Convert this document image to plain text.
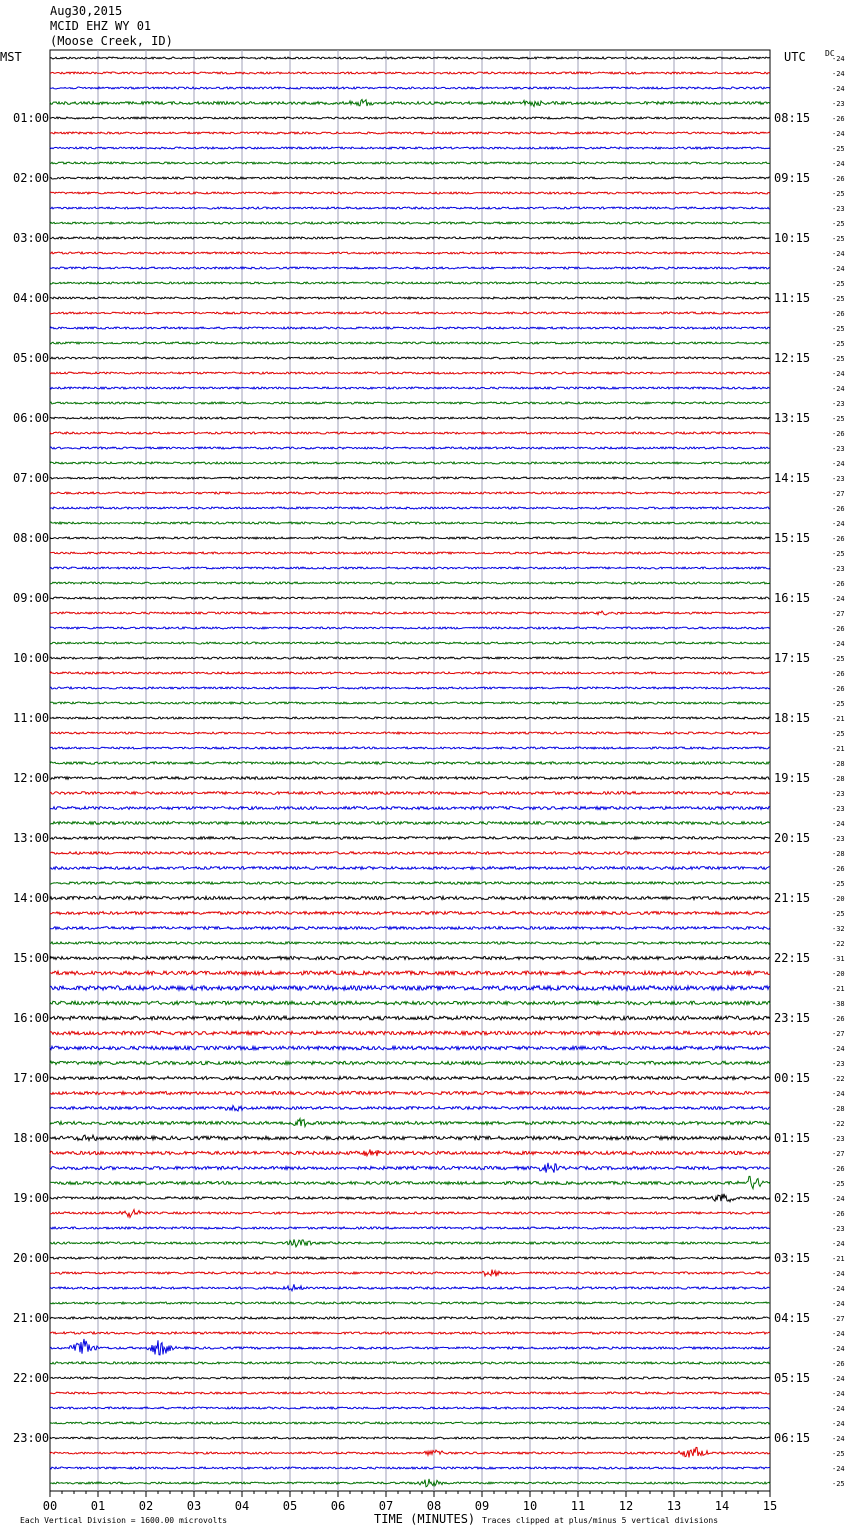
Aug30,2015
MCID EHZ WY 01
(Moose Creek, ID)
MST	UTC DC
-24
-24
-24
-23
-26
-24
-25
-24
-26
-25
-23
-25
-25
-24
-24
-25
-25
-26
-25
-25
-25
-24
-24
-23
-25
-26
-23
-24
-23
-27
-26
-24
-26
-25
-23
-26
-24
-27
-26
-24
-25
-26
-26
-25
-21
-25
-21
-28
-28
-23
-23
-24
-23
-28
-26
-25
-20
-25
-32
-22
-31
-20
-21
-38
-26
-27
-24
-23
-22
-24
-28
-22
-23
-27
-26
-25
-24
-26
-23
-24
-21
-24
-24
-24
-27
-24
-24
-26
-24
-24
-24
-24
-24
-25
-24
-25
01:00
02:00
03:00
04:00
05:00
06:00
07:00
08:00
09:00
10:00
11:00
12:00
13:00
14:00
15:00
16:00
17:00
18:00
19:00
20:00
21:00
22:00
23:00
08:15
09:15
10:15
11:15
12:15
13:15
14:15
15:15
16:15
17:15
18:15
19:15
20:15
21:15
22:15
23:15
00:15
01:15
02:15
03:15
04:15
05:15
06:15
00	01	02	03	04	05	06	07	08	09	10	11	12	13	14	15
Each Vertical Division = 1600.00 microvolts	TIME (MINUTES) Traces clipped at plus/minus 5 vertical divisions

Job >> From start to finish, output the listing exactly, but omit its pictures.

Solution to this task >>
Convert this document image to plain text.
Aug30,2015
MCID EHZ WY 01
(Moose Creek, ID)
MST	UTC DC
-24
-24
-24
-23
-26
-24
-25
-24
-26
-25
-23
-25
-25
-24
-24
-25
-25
-26
-25
-25
-25
-24
-24
-23
-25
-26
-23
-24
-23
-27
-26
-24
-26
-25
-23
-26
-24
-27
-26
-24
-25
-26
-26
-25
-21
-25
-21
-28
-28
-23
-23
-24
-23
-28
-26
-25
-20
-25
-32
-22
-31
-20
-21
-38
-26
-27
-24
-23
-22
-24
-28
-22
-23
-27
-26
-25
-24
-26
-23
-24
-21
-24
-24
-24
-27
-24
-24
-26
-24
-24
-24
-24
-24
-25
-24
-25
01:00
02:00
03:00
04:00
05:00
06:00
07:00
08:00
09:00
10:00
11:00
12:00
13:00
14:00
15:00
16:00
17:00
18:00
19:00
20:00
21:00
22:00
23:00
08:15
09:15
10:15
11:15
12:15
13:15
14:15
15:15
16:15
17:15
18:15
19:15
20:15
21:15
22:15
23:15
00:15
01:15
02:15
03:15
04:15
05:15
06:15
00	01	02	03	04	05	06	07	08	09	10	11	12	13	14	15
Each Vertical Division = 1600.00 microvolts	TIME (MINUTES) Traces clipped at plus/minus 5 vertical divisions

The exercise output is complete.